• **PROBLEM TO SOLVE**
Pull every line that holds the word "Schlösser" from the entries.

• **EXERCISE INPUTS**
....
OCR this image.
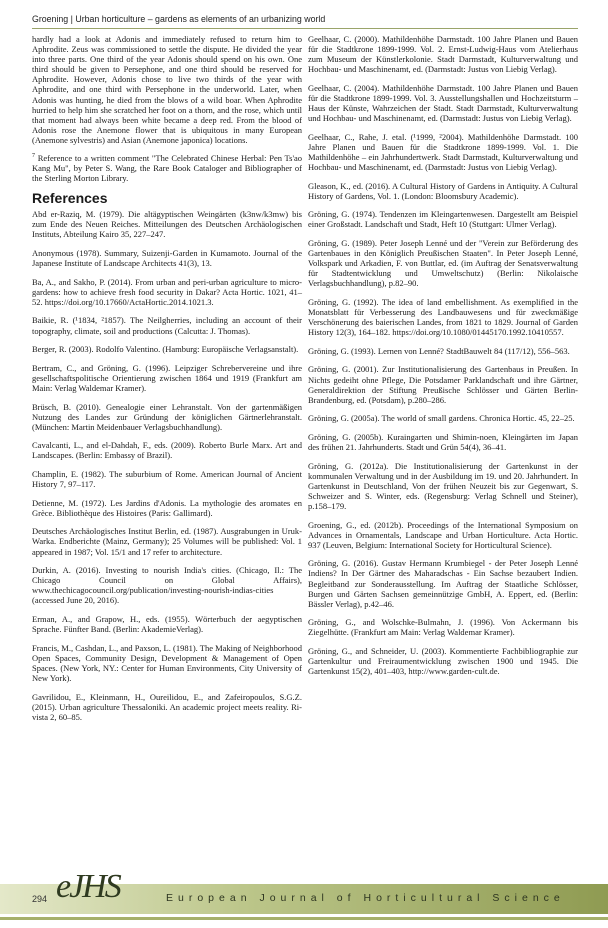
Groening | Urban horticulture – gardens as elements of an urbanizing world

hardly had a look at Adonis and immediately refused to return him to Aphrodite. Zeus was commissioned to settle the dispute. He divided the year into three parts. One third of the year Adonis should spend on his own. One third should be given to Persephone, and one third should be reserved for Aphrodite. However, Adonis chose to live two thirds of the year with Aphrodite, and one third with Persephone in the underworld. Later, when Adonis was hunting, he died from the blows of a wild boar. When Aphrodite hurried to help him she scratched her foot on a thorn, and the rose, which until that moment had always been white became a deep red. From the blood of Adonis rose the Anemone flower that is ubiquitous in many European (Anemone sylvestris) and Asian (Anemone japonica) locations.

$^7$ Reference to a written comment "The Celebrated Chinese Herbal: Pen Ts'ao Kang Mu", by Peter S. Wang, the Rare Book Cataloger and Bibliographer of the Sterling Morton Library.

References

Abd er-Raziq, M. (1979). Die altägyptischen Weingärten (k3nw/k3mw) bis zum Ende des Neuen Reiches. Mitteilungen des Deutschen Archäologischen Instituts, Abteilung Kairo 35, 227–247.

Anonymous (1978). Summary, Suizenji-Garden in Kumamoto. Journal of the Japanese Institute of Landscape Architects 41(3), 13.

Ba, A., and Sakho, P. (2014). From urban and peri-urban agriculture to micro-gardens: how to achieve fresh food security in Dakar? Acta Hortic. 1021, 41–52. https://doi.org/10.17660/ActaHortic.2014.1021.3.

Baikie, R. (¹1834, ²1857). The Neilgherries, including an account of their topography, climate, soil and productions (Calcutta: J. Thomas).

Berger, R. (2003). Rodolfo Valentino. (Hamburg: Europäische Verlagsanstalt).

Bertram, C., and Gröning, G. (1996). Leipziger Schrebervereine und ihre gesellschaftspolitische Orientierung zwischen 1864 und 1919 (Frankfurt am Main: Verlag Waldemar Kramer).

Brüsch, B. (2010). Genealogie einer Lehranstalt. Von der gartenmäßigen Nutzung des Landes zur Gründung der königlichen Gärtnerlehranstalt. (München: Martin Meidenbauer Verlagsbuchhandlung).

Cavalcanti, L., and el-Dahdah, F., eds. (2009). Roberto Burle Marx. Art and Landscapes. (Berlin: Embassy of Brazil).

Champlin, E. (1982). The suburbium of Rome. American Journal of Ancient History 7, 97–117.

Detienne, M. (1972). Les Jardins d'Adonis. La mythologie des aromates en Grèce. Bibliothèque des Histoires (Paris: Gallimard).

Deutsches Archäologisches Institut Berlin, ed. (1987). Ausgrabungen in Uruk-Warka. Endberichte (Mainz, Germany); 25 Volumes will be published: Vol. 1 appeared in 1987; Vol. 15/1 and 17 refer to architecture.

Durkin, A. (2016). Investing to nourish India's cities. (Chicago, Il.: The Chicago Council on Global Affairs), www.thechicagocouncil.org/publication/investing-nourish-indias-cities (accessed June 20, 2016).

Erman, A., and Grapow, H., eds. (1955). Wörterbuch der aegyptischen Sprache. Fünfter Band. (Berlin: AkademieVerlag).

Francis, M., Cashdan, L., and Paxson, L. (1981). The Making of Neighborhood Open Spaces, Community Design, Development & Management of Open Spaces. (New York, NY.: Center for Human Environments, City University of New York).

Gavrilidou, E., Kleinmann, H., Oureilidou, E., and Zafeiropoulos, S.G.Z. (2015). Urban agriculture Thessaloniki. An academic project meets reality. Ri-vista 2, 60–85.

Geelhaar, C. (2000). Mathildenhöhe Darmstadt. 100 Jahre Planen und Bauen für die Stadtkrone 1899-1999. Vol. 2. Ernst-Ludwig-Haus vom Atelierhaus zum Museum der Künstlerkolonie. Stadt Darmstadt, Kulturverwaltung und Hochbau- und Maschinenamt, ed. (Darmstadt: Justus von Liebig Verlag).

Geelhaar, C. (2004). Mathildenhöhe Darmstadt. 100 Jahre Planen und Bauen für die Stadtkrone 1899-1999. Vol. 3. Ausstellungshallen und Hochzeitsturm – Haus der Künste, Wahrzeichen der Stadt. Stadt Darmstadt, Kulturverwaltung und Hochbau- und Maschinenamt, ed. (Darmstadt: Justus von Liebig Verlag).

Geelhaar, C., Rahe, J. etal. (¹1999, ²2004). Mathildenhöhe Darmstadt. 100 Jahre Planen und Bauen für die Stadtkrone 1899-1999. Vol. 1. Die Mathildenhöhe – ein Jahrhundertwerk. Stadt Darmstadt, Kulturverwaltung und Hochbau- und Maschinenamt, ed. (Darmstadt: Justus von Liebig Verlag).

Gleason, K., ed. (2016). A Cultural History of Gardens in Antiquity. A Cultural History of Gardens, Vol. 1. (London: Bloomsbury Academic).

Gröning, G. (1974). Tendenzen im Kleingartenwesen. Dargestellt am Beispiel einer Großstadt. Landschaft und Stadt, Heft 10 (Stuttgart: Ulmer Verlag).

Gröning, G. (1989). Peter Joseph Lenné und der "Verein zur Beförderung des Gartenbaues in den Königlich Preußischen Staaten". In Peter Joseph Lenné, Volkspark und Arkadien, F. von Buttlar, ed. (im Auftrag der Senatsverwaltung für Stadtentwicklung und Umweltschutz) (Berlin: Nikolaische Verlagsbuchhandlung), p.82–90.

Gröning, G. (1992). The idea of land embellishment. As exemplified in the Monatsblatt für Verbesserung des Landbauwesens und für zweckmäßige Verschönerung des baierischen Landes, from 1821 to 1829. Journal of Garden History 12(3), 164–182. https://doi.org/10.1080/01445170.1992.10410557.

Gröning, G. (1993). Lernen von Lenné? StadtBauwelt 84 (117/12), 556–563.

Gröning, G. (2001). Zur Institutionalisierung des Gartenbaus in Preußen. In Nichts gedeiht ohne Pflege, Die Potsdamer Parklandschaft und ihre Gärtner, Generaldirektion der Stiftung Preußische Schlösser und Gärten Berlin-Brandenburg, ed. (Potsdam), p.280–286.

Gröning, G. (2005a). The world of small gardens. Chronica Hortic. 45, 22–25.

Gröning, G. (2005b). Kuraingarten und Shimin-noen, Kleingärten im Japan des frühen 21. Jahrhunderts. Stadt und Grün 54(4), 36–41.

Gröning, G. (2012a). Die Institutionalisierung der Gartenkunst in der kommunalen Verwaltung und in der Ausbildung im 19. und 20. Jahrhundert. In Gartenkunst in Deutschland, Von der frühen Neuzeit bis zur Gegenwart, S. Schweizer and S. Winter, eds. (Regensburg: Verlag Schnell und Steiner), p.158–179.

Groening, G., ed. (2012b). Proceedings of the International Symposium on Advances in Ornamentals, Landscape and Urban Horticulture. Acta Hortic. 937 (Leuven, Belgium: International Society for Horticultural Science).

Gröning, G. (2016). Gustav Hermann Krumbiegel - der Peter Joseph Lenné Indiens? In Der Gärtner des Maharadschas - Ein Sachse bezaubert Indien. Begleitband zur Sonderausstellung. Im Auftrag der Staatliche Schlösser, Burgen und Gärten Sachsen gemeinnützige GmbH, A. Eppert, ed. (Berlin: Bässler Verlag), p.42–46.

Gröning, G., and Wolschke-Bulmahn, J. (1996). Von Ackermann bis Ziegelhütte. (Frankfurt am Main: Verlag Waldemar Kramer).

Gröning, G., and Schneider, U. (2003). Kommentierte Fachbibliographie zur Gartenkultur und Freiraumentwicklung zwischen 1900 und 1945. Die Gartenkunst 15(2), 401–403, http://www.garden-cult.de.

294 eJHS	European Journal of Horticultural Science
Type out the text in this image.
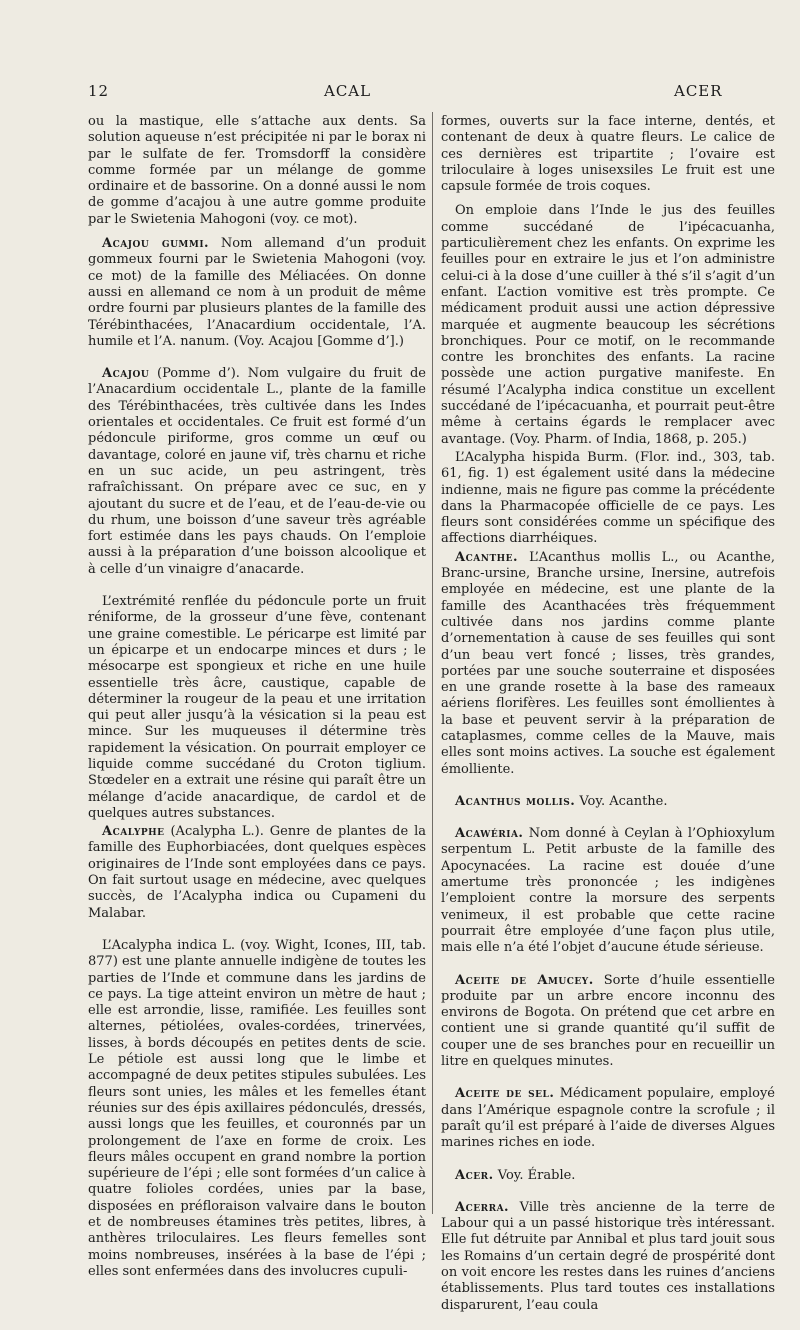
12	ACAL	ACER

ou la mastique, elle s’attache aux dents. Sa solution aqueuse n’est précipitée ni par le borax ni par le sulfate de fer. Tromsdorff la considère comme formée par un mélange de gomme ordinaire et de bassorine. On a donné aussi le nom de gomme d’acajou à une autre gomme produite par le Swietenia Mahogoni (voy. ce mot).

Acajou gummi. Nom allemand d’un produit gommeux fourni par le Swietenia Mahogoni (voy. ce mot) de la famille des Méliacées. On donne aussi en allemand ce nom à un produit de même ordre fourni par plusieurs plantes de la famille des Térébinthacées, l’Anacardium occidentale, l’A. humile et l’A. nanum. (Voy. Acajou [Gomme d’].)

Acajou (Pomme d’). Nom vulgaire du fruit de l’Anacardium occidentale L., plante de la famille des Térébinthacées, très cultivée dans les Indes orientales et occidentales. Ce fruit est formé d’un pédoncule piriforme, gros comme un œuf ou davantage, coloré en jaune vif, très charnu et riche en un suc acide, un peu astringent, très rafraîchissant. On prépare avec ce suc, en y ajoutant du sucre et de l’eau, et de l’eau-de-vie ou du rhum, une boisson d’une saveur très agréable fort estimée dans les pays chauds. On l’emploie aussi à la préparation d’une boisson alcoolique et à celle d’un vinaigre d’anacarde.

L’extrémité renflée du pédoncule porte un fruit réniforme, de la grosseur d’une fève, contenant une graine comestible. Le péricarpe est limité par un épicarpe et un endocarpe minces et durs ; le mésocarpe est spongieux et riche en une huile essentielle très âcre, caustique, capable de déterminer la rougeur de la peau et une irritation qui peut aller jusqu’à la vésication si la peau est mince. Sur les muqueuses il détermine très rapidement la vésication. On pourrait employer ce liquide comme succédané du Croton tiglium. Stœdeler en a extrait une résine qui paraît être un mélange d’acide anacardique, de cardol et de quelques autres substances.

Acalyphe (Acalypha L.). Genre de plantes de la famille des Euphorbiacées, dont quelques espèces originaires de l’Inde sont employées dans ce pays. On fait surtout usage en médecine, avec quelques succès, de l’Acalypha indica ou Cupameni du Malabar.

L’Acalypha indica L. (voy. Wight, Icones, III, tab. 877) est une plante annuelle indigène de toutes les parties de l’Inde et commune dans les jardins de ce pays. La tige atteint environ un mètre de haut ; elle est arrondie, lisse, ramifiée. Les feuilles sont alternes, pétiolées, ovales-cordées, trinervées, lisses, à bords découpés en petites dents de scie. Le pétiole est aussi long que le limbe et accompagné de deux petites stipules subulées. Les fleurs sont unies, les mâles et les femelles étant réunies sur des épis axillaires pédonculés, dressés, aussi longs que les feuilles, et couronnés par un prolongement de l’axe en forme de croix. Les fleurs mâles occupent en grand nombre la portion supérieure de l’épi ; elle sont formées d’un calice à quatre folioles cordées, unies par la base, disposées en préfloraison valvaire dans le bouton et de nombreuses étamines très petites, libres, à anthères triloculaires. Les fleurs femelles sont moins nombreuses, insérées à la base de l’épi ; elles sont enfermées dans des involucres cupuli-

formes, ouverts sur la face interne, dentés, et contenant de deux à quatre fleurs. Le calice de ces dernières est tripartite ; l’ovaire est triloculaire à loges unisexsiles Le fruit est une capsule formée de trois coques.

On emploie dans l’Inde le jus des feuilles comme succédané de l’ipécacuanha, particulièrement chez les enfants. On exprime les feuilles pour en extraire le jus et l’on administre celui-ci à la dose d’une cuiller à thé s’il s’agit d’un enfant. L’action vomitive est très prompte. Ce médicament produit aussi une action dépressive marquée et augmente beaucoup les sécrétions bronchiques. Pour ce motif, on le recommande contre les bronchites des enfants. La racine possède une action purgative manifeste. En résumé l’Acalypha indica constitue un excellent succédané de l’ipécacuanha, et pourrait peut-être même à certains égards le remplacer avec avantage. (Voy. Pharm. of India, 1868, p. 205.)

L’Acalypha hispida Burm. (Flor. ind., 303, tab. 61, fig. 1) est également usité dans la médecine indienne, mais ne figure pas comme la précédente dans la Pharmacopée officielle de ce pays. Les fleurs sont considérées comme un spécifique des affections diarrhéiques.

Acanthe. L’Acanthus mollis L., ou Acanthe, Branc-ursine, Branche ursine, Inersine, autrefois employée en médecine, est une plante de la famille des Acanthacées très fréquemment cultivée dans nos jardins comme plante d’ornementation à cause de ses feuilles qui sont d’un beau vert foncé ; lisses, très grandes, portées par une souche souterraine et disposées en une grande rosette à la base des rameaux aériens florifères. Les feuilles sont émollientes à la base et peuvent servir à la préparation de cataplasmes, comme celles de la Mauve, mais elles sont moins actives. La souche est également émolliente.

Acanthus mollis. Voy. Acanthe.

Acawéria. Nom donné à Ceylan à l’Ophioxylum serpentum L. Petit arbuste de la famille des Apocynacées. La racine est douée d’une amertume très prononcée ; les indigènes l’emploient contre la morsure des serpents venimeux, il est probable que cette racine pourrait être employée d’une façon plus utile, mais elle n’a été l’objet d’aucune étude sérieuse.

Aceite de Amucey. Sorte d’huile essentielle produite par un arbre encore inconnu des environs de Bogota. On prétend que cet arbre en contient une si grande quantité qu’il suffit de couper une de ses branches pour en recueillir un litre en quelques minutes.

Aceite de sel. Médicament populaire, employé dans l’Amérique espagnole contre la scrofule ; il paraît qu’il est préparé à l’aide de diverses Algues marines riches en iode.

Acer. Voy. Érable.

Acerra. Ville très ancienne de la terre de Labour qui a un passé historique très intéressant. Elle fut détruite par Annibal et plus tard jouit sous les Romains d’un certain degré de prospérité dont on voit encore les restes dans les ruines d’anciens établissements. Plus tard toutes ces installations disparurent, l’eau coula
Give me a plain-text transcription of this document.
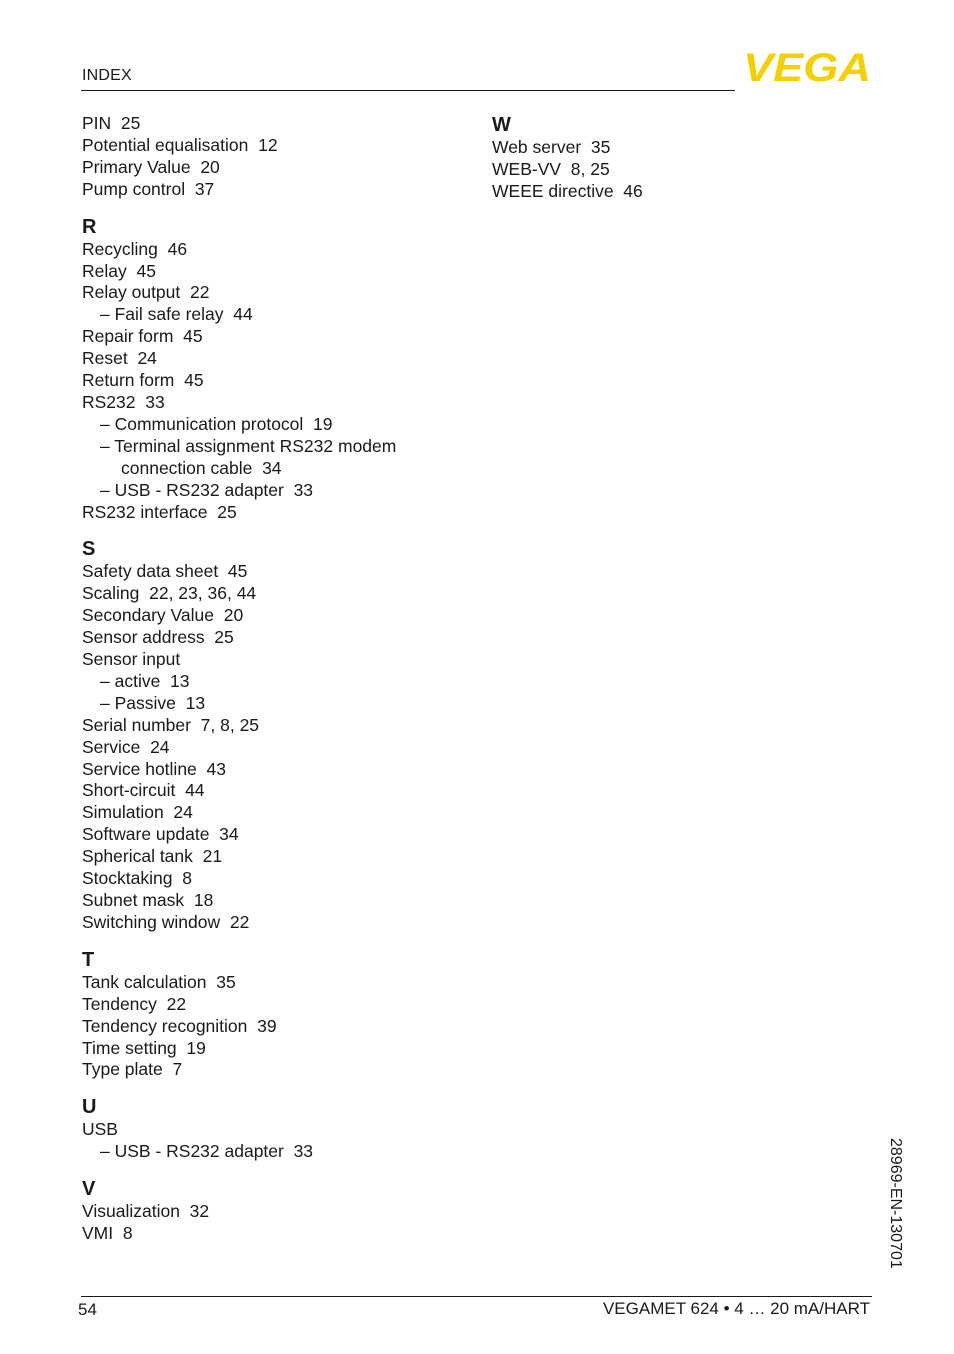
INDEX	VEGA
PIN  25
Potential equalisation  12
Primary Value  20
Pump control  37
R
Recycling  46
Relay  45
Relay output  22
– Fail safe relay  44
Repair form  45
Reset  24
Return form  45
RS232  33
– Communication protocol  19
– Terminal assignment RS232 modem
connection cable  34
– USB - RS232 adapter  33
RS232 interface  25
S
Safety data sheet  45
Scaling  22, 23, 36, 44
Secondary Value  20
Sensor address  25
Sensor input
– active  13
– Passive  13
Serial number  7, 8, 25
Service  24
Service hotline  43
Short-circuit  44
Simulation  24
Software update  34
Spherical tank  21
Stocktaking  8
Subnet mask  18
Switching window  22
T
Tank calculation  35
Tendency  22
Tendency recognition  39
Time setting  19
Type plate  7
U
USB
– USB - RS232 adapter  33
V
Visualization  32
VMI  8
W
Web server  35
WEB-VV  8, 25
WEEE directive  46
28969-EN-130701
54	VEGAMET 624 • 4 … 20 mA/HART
....
• **TASK ANSWER**
Gröning, G. (2001). Zur Institutionalisierung des Gartenbaus in Preußen. In Nichts gedeiht ohne Pflege, Die Potsdamer Parklandschaft und ihre Gärtner, Generaldirektion der Stiftung Preußische Schlösser und Gärten Berlin-Brandenburg, ed. (Potsdam), p.280–286.
Gröning, G. (2016). Gustav Hermann Krumbiegel - der Peter Joseph Lenné Indiens? In Der Gärtner des Maharadschas - Ein Sachse bezaubert Indien. Begleitband zur Sonderausstellung. Im Auftrag der Staatliche Schlösser, Burgen und Gärten Sachsen gemeinnützige GmbH, A. Eppert, ed. (Berlin: Bässler Verlag), p.42–46.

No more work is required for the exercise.